Written task ▸
Every line in the listing is to be echoed verbatim.

-------------------------

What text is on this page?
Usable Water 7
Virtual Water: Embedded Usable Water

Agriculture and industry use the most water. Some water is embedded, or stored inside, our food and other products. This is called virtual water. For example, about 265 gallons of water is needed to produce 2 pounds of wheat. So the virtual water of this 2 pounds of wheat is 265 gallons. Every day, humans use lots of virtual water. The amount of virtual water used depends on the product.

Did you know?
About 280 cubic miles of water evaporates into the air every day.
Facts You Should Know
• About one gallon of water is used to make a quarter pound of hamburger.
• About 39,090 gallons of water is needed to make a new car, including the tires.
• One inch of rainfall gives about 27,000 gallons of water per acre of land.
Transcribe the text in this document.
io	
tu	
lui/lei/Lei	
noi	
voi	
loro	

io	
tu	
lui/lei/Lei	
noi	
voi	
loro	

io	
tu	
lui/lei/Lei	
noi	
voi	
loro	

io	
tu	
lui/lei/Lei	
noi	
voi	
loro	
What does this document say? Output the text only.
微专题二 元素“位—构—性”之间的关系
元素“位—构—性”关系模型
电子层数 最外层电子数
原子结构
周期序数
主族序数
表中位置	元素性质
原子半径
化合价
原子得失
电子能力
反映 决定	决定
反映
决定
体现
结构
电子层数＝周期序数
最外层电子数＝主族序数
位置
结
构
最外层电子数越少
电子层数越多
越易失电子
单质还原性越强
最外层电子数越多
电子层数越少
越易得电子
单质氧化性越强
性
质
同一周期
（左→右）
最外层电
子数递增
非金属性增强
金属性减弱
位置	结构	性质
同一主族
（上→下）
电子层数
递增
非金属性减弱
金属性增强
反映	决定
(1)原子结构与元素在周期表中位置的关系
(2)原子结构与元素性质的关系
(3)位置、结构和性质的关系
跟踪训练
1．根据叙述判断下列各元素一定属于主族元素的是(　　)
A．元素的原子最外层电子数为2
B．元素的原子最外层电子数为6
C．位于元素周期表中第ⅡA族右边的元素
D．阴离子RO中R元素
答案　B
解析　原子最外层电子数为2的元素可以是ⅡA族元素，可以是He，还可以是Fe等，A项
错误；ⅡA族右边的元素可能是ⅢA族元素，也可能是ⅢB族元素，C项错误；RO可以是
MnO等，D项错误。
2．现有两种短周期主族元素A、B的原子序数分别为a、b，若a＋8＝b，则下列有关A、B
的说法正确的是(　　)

-------------------------

Task response ▸
What text is on this page?
Usable Water 7
Virtual Water: Embedded Usable Water

Agriculture and industry use the most water. Some water is embedded, or stored inside, our food and other products. This is called virtual water. For example, about 265 gallons of water is needed to produce 2 pounds of wheat. So the virtual water of this 2 pounds of wheat is 265 gallons. Every day, humans use lots of virtual water. The amount of virtual water used depends on the product.

Did you know?
About 280 cubic miles of water evaporates into the air every day.
Facts You Should Know
• About one gallon of water is used to make a quarter pound of hamburger.
• About 39,090 gallons of water is needed to make a new car, including the tires.
• One inch of rainfall gives about 27,000 gallons of water per acre of land.
Transcribe the text in this document.
io	
tu	
lui/lei/Lei	
noi	
voi	
loro	

io	
tu	
lui/lei/Lei	
noi	
voi	
loro	

io	
tu	
lui/lei/Lei	
noi	
voi	
loro	

io	
tu	
lui/lei/Lei	
noi	
voi	
loro	
What does this document say? Output the text only.
微专题二 元素“位—构—性”之间的关系
元素“位—构—性”关系模型
电子层数 最外层电子数
原子结构
周期序数
主族序数
表中位置	元素性质
原子半径
化合价
原子得失
电子能力
反映 决定	决定
反映
决定
体现
结构
电子层数＝周期序数
最外层电子数＝主族序数
位置
结
构
最外层电子数越少
电子层数越多
越易失电子
单质还原性越强
最外层电子数越多
电子层数越少
越易得电子
单质氧化性越强
性
质
同一周期
（左→右）
最外层电
子数递增
非金属性增强
金属性减弱
位置	结构	性质
同一主族
（上→下）
电子层数
递增
非金属性减弱
金属性增强
反映	决定
(1)原子结构与元素在周期表中位置的关系
(2)原子结构与元素性质的关系
(3)位置、结构和性质的关系
跟踪训练
1．根据叙述判断下列各元素一定属于主族元素的是(　　)
A．元素的原子最外层电子数为2
B．元素的原子最外层电子数为6
C．位于元素周期表中第ⅡA族右边的元素
D．阴离子RO中R元素
答案　B
解析　原子最外层电子数为2的元素可以是ⅡA族元素，可以是He，还可以是Fe等，A项
错误；ⅡA族右边的元素可能是ⅢA族元素，也可能是ⅢB族元素，C项错误；RO可以是
MnO等，D项错误。
2．现有两种短周期主族元素A、B的原子序数分别为a、b，若a＋8＝b，则下列有关A、B
的说法正确的是(　　)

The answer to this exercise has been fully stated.